[Collection entries]

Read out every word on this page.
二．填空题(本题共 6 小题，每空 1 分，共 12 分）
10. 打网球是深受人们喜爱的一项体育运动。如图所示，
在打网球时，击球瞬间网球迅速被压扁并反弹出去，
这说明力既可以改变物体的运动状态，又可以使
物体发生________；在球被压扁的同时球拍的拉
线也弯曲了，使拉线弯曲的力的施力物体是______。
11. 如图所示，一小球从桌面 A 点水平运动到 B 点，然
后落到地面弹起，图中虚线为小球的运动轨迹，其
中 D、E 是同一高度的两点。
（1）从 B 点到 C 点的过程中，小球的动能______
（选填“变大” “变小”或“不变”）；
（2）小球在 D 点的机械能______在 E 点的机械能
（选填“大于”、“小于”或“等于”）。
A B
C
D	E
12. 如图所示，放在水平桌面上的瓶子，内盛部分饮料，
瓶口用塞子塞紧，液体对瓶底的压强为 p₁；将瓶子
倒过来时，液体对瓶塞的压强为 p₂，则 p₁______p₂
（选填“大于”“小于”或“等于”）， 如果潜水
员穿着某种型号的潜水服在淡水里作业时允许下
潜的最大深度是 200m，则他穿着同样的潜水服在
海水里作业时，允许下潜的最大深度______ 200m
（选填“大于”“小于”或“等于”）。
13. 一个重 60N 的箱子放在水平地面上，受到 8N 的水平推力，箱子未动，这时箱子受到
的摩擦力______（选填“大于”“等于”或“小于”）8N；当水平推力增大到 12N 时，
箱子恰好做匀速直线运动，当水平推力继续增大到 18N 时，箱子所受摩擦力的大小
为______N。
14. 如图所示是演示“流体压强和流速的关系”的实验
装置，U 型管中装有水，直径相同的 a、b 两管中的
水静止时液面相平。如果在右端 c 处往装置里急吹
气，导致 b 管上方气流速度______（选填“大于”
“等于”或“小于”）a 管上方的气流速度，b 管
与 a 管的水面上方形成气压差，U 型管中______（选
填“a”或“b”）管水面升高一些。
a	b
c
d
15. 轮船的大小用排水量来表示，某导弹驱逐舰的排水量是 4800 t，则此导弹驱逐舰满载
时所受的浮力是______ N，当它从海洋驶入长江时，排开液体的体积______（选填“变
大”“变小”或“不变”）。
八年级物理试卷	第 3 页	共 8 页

WHAT YOU HAVE TO DO.
Go back to the listing above and please repeat it exactly.

EXERCISE ANSWER.
Read out every word on this page.
二．填空题(本题共 6 小题，每空 1 分，共 12 分）
10. 打网球是深受人们喜爱的一项体育运动。如图所示，
在打网球时，击球瞬间网球迅速被压扁并反弹出去，
这说明力既可以改变物体的运动状态，又可以使
物体发生________；在球被压扁的同时球拍的拉
线也弯曲了，使拉线弯曲的力的施力物体是______。
11. 如图所示，一小球从桌面 A 点水平运动到 B 点，然
后落到地面弹起，图中虚线为小球的运动轨迹，其
中 D、E 是同一高度的两点。
（1）从 B 点到 C 点的过程中，小球的动能______
（选填“变大” “变小”或“不变”）；
（2）小球在 D 点的机械能______在 E 点的机械能
（选填“大于”、“小于”或“等于”）。
A B
C
D	E
12. 如图所示，放在水平桌面上的瓶子，内盛部分饮料，
瓶口用塞子塞紧，液体对瓶底的压强为 p₁；将瓶子
倒过来时，液体对瓶塞的压强为 p₂，则 p₁______p₂
（选填“大于”“小于”或“等于”）， 如果潜水
员穿着某种型号的潜水服在淡水里作业时允许下
潜的最大深度是 200m，则他穿着同样的潜水服在
海水里作业时，允许下潜的最大深度______ 200m
（选填“大于”“小于”或“等于”）。
13. 一个重 60N 的箱子放在水平地面上，受到 8N 的水平推力，箱子未动，这时箱子受到
的摩擦力______（选填“大于”“等于”或“小于”）8N；当水平推力增大到 12N 时，
箱子恰好做匀速直线运动，当水平推力继续增大到 18N 时，箱子所受摩擦力的大小
为______N。
14. 如图所示是演示“流体压强和流速的关系”的实验
装置，U 型管中装有水，直径相同的 a、b 两管中的
水静止时液面相平。如果在右端 c 处往装置里急吹
气，导致 b 管上方气流速度______（选填“大于”
“等于”或“小于”）a 管上方的气流速度，b 管
与 a 管的水面上方形成气压差，U 型管中______（选
填“a”或“b”）管水面升高一些。
a	b
c
d
15. 轮船的大小用排水量来表示，某导弹驱逐舰的排水量是 4800 t，则此导弹驱逐舰满载
时所受的浮力是______ N，当它从海洋驶入长江时，排开液体的体积______（选填“变
大”“变小”或“不变”）。
八年级物理试卷	第 3 页	共 8 页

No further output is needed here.